Items from a dataset:

:::

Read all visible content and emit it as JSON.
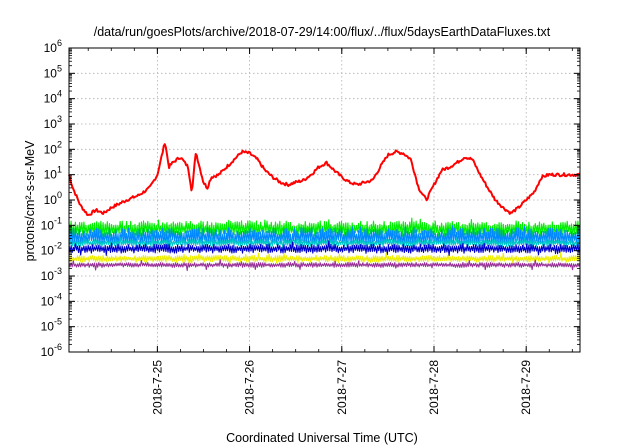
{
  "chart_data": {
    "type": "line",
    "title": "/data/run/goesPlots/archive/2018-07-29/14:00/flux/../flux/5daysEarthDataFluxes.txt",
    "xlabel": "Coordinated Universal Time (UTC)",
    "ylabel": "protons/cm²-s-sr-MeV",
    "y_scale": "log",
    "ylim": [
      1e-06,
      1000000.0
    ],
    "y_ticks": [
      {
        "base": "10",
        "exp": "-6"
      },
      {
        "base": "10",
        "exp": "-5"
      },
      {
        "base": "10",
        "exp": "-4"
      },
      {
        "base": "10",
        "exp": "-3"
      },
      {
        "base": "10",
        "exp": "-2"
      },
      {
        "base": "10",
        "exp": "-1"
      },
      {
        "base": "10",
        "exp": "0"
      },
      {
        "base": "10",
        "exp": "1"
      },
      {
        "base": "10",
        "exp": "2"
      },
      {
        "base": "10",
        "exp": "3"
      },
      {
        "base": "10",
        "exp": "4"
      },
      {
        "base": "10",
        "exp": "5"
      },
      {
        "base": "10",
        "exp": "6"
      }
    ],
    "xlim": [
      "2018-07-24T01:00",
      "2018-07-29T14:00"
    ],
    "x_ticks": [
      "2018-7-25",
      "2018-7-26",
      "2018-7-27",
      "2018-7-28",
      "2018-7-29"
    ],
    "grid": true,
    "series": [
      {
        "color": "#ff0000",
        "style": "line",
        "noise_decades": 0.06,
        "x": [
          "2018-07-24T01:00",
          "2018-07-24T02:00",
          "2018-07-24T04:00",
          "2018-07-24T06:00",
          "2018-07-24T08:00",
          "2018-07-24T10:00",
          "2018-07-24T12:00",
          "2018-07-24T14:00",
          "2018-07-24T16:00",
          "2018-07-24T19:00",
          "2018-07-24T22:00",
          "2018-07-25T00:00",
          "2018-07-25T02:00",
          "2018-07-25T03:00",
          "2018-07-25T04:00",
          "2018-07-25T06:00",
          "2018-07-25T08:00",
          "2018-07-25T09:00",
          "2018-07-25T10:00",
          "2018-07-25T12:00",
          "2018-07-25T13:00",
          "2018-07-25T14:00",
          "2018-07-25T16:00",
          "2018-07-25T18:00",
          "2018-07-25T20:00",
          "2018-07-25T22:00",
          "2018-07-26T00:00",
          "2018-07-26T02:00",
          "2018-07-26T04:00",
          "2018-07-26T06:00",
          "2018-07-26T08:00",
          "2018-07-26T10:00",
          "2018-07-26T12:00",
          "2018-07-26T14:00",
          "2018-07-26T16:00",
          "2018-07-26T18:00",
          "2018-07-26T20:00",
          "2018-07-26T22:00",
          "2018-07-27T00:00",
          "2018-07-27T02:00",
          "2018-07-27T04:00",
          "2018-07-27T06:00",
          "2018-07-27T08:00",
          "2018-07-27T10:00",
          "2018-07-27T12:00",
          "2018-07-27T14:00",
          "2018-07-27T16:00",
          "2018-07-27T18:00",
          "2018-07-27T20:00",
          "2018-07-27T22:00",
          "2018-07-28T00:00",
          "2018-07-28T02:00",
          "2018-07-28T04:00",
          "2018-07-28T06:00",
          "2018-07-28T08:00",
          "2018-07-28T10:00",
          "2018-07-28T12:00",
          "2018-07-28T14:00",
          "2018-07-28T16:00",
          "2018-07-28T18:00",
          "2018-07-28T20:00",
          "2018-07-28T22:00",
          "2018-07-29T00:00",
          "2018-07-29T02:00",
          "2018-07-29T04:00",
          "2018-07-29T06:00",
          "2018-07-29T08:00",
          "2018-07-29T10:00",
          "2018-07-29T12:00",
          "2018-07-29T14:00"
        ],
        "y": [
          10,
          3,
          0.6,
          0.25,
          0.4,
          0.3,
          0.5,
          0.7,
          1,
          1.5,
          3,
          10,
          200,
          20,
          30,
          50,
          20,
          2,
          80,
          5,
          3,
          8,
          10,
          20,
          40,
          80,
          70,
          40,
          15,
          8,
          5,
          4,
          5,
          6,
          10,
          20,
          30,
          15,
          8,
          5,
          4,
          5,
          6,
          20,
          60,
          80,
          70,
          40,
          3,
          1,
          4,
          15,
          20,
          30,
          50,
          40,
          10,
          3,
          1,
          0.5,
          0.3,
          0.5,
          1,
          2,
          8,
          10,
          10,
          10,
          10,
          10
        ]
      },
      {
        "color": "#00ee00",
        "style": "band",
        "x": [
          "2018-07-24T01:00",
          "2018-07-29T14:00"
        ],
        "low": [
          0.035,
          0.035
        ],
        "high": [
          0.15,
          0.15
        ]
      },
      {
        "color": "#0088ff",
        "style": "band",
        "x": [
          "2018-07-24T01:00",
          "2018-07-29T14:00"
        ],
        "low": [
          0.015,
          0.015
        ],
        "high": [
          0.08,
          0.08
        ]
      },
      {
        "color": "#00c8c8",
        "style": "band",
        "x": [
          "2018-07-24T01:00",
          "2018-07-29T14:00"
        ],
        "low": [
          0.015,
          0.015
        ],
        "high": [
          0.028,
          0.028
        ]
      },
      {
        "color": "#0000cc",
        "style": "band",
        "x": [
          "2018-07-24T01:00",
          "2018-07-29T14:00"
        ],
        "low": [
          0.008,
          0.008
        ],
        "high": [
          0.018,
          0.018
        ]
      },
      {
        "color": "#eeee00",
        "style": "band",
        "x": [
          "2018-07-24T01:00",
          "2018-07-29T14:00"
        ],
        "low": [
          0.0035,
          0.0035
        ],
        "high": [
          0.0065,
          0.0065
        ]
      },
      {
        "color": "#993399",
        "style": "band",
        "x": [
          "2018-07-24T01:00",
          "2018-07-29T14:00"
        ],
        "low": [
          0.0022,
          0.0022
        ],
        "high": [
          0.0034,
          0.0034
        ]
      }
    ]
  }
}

:::

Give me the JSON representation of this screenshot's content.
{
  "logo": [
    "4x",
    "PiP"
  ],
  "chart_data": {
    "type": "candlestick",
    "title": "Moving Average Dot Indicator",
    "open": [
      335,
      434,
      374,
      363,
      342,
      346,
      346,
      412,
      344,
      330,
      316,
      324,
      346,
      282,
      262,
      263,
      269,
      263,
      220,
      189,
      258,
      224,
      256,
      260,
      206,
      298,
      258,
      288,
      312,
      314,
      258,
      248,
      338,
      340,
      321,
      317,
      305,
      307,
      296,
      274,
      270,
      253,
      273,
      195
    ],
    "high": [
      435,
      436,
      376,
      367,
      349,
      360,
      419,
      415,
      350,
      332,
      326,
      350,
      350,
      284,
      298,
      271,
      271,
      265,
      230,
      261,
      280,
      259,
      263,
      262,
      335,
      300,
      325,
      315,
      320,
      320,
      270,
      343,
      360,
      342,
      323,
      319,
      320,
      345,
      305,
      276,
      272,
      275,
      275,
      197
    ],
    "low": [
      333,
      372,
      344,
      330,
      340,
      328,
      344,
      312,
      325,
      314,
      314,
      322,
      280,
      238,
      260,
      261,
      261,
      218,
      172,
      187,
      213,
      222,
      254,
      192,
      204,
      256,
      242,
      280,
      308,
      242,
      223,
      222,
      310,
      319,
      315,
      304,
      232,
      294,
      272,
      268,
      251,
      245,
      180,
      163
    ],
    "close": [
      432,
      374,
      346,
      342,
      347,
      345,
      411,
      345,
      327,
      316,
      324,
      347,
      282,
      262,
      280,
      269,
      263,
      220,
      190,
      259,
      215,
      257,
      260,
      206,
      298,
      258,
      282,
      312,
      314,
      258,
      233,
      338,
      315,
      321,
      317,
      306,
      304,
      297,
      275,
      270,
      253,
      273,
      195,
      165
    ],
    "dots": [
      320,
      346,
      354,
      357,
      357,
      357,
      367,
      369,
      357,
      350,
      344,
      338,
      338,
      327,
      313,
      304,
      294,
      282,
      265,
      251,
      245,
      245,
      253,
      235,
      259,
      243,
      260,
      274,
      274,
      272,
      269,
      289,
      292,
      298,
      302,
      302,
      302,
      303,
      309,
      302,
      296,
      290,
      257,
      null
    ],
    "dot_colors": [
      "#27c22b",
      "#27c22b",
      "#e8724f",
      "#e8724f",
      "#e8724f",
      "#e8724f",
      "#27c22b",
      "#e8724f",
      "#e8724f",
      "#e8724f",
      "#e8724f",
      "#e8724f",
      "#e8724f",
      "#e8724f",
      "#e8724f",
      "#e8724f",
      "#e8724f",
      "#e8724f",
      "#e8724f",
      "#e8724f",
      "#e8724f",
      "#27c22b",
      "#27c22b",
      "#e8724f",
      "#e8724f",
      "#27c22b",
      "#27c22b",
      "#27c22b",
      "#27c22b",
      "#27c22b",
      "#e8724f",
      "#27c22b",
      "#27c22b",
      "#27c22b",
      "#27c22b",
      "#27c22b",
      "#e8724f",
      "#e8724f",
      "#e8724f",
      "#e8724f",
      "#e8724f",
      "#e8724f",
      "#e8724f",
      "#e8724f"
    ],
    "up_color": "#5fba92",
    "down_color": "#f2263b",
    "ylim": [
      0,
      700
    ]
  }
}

:::

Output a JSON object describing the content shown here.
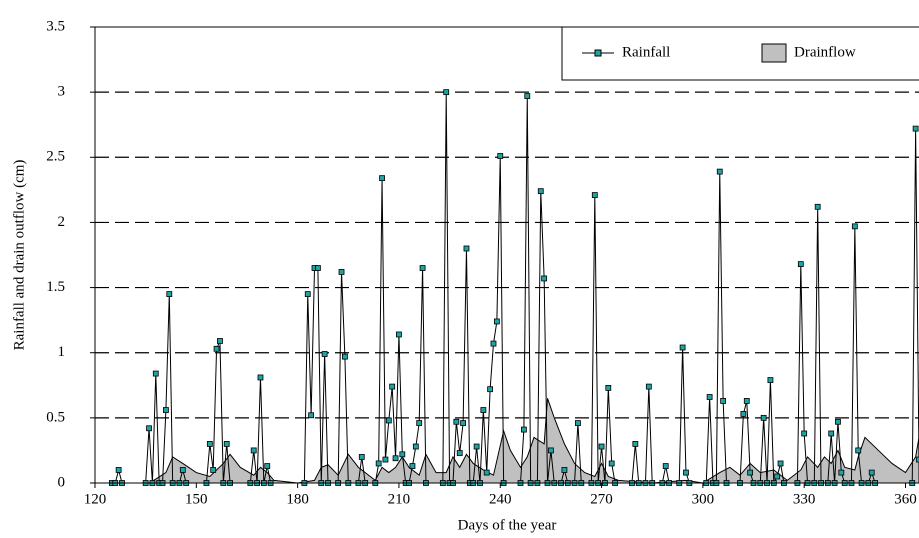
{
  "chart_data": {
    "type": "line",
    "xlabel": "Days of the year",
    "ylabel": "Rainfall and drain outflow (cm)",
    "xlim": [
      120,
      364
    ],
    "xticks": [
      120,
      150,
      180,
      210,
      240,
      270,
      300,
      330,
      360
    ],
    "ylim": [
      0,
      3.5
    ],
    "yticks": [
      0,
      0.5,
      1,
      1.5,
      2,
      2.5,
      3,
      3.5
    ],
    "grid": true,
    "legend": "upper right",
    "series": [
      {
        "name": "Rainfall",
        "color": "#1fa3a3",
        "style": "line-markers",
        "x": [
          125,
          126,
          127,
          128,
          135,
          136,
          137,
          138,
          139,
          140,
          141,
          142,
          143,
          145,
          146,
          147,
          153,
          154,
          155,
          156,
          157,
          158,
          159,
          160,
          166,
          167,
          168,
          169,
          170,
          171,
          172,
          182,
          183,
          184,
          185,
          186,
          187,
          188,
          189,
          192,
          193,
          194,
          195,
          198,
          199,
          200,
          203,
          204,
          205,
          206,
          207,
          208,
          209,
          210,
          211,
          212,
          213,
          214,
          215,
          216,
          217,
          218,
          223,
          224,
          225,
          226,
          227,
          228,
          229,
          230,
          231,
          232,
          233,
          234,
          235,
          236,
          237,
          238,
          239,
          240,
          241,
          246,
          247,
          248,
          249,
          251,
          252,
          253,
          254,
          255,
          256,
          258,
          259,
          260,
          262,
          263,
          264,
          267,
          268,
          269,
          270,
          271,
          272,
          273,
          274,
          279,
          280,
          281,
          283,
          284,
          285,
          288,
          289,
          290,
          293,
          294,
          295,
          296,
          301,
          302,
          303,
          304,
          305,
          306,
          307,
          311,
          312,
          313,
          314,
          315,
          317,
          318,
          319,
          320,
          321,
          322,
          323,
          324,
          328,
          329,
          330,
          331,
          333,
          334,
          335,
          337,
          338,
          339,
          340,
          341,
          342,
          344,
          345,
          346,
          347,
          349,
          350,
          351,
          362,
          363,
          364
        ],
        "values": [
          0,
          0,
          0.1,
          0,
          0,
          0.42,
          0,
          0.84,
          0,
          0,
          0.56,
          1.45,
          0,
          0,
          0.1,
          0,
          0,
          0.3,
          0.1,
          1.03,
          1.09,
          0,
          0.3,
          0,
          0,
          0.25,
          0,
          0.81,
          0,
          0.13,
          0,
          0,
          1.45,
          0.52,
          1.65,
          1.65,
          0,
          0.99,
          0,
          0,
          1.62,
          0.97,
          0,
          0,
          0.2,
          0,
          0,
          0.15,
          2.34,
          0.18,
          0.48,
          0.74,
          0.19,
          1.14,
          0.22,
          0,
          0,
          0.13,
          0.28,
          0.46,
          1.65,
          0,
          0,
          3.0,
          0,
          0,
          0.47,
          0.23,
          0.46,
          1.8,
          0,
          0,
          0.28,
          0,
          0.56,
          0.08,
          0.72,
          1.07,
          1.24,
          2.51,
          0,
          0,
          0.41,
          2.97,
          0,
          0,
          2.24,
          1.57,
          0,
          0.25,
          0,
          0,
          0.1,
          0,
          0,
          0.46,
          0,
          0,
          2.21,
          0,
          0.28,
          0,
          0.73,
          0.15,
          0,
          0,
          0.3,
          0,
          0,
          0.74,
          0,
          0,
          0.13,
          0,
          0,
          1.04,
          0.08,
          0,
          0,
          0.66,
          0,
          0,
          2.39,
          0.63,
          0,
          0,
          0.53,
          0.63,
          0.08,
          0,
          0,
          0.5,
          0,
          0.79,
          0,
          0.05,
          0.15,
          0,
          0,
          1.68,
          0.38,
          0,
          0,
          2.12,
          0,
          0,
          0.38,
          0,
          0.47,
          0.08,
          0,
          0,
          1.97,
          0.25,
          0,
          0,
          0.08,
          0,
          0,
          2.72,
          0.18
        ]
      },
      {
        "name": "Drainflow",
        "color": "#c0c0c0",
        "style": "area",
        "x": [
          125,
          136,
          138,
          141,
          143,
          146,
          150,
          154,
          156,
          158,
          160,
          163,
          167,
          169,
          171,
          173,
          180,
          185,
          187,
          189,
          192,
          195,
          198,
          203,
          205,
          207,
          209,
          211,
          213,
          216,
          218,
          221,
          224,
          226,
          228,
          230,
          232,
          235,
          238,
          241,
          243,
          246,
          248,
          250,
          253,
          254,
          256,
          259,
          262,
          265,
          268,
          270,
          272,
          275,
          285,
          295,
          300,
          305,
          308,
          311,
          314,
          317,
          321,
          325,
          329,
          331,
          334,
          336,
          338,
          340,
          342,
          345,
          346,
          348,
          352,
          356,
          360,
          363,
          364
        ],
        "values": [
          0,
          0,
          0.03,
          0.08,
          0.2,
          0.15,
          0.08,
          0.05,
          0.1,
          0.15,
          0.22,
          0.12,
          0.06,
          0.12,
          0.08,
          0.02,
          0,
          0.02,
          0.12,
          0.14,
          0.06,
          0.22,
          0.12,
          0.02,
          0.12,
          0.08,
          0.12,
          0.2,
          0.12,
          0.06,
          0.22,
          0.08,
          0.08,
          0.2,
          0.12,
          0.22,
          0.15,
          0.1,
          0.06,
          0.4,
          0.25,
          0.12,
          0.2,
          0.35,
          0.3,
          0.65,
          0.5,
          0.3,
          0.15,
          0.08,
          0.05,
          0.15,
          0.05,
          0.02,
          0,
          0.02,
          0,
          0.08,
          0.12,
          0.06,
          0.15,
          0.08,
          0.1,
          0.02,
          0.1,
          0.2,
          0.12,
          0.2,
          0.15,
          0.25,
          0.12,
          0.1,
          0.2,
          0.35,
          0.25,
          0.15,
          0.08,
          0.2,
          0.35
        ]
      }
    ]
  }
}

:::

▸ **To do**: Isolate the lines that hold the word "Rainfall" and copy all of them.

▸ **The reply**:
    "ylabel": "Rainfall and drain outflow (cm)",
        "name": "Rainfall",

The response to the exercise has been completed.